──────── DATASET ────────

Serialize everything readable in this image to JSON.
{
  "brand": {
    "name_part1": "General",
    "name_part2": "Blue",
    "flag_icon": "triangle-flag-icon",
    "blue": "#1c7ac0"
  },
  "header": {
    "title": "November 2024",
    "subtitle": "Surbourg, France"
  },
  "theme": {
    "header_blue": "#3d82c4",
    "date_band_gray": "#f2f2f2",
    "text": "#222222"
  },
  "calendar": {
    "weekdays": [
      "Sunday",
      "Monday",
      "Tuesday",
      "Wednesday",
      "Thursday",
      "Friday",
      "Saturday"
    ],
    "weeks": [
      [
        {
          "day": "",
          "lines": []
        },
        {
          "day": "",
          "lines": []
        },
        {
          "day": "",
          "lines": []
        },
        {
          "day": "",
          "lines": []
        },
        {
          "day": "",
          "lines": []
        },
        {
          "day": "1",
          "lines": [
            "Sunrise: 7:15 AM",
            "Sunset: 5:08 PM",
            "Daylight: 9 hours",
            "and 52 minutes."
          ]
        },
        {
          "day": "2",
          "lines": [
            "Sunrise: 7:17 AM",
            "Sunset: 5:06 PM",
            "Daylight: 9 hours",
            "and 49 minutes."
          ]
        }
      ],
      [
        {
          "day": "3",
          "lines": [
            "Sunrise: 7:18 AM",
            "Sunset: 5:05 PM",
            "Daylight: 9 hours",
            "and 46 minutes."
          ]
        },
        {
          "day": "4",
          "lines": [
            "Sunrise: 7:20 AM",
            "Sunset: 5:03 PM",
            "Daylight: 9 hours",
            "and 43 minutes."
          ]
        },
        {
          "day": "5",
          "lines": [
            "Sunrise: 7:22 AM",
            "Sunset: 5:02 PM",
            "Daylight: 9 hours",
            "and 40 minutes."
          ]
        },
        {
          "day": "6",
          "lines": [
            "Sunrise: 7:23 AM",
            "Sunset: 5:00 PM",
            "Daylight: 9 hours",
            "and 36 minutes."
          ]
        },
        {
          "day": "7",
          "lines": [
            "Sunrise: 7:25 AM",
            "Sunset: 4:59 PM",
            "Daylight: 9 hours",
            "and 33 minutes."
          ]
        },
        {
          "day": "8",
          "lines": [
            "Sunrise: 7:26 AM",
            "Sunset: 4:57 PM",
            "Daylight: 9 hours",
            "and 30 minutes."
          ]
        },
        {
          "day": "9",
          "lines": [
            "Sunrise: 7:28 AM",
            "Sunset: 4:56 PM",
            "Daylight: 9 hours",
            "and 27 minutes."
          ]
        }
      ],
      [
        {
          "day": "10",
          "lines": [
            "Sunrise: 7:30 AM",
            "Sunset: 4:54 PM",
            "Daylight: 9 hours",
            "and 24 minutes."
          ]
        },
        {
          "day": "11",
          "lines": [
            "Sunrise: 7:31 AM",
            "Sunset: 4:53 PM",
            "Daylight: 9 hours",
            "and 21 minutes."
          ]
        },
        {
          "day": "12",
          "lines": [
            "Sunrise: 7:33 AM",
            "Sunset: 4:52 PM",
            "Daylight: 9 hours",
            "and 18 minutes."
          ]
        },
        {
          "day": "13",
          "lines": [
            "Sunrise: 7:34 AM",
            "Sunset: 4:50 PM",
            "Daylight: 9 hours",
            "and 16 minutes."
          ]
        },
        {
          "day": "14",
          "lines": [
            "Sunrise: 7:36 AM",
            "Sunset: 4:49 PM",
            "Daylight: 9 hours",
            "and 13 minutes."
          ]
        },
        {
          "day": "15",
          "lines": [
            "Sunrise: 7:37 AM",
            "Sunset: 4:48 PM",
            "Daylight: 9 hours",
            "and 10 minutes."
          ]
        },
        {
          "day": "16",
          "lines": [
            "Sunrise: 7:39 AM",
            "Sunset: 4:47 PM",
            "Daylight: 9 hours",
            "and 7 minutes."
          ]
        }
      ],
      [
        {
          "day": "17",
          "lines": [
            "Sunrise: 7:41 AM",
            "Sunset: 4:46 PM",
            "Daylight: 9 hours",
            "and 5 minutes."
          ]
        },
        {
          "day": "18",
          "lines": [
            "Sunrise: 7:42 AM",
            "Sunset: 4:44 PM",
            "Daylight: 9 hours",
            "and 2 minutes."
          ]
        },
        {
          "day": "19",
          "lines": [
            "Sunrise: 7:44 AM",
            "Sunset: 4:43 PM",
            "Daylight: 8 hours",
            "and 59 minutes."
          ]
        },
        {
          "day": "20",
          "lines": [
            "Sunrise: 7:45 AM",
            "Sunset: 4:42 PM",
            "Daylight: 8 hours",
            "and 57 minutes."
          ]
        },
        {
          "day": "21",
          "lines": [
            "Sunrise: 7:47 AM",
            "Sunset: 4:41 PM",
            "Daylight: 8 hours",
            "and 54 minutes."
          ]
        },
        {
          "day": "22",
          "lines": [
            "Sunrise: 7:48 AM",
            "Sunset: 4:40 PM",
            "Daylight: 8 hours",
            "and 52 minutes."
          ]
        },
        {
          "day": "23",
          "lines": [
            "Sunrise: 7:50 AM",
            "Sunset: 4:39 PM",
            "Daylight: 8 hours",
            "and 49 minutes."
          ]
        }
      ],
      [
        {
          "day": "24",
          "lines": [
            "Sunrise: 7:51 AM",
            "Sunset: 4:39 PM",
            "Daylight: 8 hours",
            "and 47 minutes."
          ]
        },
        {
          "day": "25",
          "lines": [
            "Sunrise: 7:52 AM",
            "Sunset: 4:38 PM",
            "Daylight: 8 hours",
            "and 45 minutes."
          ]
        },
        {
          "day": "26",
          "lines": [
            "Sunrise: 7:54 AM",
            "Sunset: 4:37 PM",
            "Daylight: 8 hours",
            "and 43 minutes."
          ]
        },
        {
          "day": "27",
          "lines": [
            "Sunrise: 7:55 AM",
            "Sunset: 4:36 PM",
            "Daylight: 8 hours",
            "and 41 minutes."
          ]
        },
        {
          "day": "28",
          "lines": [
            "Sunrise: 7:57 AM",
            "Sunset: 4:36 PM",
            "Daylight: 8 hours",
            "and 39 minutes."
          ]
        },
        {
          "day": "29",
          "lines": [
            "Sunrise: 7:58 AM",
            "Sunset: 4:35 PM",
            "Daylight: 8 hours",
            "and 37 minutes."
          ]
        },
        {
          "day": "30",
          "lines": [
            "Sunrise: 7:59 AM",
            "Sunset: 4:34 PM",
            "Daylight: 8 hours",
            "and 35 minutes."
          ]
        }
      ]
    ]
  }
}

────────

WORK REQUIRED ▸
Each entry above is to be printed again exactly.

ANSWER TO THE EXERCISE ▸
Serialize everything readable in this image to JSON.
{
  "brand": {
    "name_part1": "General",
    "name_part2": "Blue",
    "flag_icon": "triangle-flag-icon",
    "blue": "#1c7ac0"
  },
  "header": {
    "title": "November 2024",
    "subtitle": "Surbourg, France"
  },
  "theme": {
    "header_blue": "#3d82c4",
    "date_band_gray": "#f2f2f2",
    "text": "#222222"
  },
  "calendar": {
    "weekdays": [
      "Sunday",
      "Monday",
      "Tuesday",
      "Wednesday",
      "Thursday",
      "Friday",
      "Saturday"
    ],
    "weeks": [
      [
        {
          "day": "",
          "lines": []
        },
        {
          "day": "",
          "lines": []
        },
        {
          "day": "",
          "lines": []
        },
        {
          "day": "",
          "lines": []
        },
        {
          "day": "",
          "lines": []
        },
        {
          "day": "1",
          "lines": [
            "Sunrise: 7:15 AM",
            "Sunset: 5:08 PM",
            "Daylight: 9 hours",
            "and 52 minutes."
          ]
        },
        {
          "day": "2",
          "lines": [
            "Sunrise: 7:17 AM",
            "Sunset: 5:06 PM",
            "Daylight: 9 hours",
            "and 49 minutes."
          ]
        }
      ],
      [
        {
          "day": "3",
          "lines": [
            "Sunrise: 7:18 AM",
            "Sunset: 5:05 PM",
            "Daylight: 9 hours",
            "and 46 minutes."
          ]
        },
        {
          "day": "4",
          "lines": [
            "Sunrise: 7:20 AM",
            "Sunset: 5:03 PM",
            "Daylight: 9 hours",
            "and 43 minutes."
          ]
        },
        {
          "day": "5",
          "lines": [
            "Sunrise: 7:22 AM",
            "Sunset: 5:02 PM",
            "Daylight: 9 hours",
            "and 40 minutes."
          ]
        },
        {
          "day": "6",
          "lines": [
            "Sunrise: 7:23 AM",
            "Sunset: 5:00 PM",
            "Daylight: 9 hours",
            "and 36 minutes."
          ]
        },
        {
          "day": "7",
          "lines": [
            "Sunrise: 7:25 AM",
            "Sunset: 4:59 PM",
            "Daylight: 9 hours",
            "and 33 minutes."
          ]
        },
        {
          "day": "8",
          "lines": [
            "Sunrise: 7:26 AM",
            "Sunset: 4:57 PM",
            "Daylight: 9 hours",
            "and 30 minutes."
          ]
        },
        {
          "day": "9",
          "lines": [
            "Sunrise: 7:28 AM",
            "Sunset: 4:56 PM",
            "Daylight: 9 hours",
            "and 27 minutes."
          ]
        }
      ],
      [
        {
          "day": "10",
          "lines": [
            "Sunrise: 7:30 AM",
            "Sunset: 4:54 PM",
            "Daylight: 9 hours",
            "and 24 minutes."
          ]
        },
        {
          "day": "11",
          "lines": [
            "Sunrise: 7:31 AM",
            "Sunset: 4:53 PM",
            "Daylight: 9 hours",
            "and 21 minutes."
          ]
        },
        {
          "day": "12",
          "lines": [
            "Sunrise: 7:33 AM",
            "Sunset: 4:52 PM",
            "Daylight: 9 hours",
            "and 18 minutes."
          ]
        },
        {
          "day": "13",
          "lines": [
            "Sunrise: 7:34 AM",
            "Sunset: 4:50 PM",
            "Daylight: 9 hours",
            "and 16 minutes."
          ]
        },
        {
          "day": "14",
          "lines": [
            "Sunrise: 7:36 AM",
            "Sunset: 4:49 PM",
            "Daylight: 9 hours",
            "and 13 minutes."
          ]
        },
        {
          "day": "15",
          "lines": [
            "Sunrise: 7:37 AM",
            "Sunset: 4:48 PM",
            "Daylight: 9 hours",
            "and 10 minutes."
          ]
        },
        {
          "day": "16",
          "lines": [
            "Sunrise: 7:39 AM",
            "Sunset: 4:47 PM",
            "Daylight: 9 hours",
            "and 7 minutes."
          ]
        }
      ],
      [
        {
          "day": "17",
          "lines": [
            "Sunrise: 7:41 AM",
            "Sunset: 4:46 PM",
            "Daylight: 9 hours",
            "and 5 minutes."
          ]
        },
        {
          "day": "18",
          "lines": [
            "Sunrise: 7:42 AM",
            "Sunset: 4:44 PM",
            "Daylight: 9 hours",
            "and 2 minutes."
          ]
        },
        {
          "day": "19",
          "lines": [
            "Sunrise: 7:44 AM",
            "Sunset: 4:43 PM",
            "Daylight: 8 hours",
            "and 59 minutes."
          ]
        },
        {
          "day": "20",
          "lines": [
            "Sunrise: 7:45 AM",
            "Sunset: 4:42 PM",
            "Daylight: 8 hours",
            "and 57 minutes."
          ]
        },
        {
          "day": "21",
          "lines": [
            "Sunrise: 7:47 AM",
            "Sunset: 4:41 PM",
            "Daylight: 8 hours",
            "and 54 minutes."
          ]
        },
        {
          "day": "22",
          "lines": [
            "Sunrise: 7:48 AM",
            "Sunset: 4:40 PM",
            "Daylight: 8 hours",
            "and 52 minutes."
          ]
        },
        {
          "day": "23",
          "lines": [
            "Sunrise: 7:50 AM",
            "Sunset: 4:39 PM",
            "Daylight: 8 hours",
            "and 49 minutes."
          ]
        }
      ],
      [
        {
          "day": "24",
          "lines": [
            "Sunrise: 7:51 AM",
            "Sunset: 4:39 PM",
            "Daylight: 8 hours",
            "and 47 minutes."
          ]
        },
        {
          "day": "25",
          "lines": [
            "Sunrise: 7:52 AM",
            "Sunset: 4:38 PM",
            "Daylight: 8 hours",
            "and 45 minutes."
          ]
        },
        {
          "day": "26",
          "lines": [
            "Sunrise: 7:54 AM",
            "Sunset: 4:37 PM",
            "Daylight: 8 hours",
            "and 43 minutes."
          ]
        },
        {
          "day": "27",
          "lines": [
            "Sunrise: 7:55 AM",
            "Sunset: 4:36 PM",
            "Daylight: 8 hours",
            "and 41 minutes."
          ]
        },
        {
          "day": "28",
          "lines": [
            "Sunrise: 7:57 AM",
            "Sunset: 4:36 PM",
            "Daylight: 8 hours",
            "and 39 minutes."
          ]
        },
        {
          "day": "29",
          "lines": [
            "Sunrise: 7:58 AM",
            "Sunset: 4:35 PM",
            "Daylight: 8 hours",
            "and 37 minutes."
          ]
        },
        {
          "day": "30",
          "lines": [
            "Sunrise: 7:59 AM",
            "Sunset: 4:34 PM",
            "Daylight: 8 hours",
            "and 35 minutes."
          ]
        }
      ]
    ]
  }
}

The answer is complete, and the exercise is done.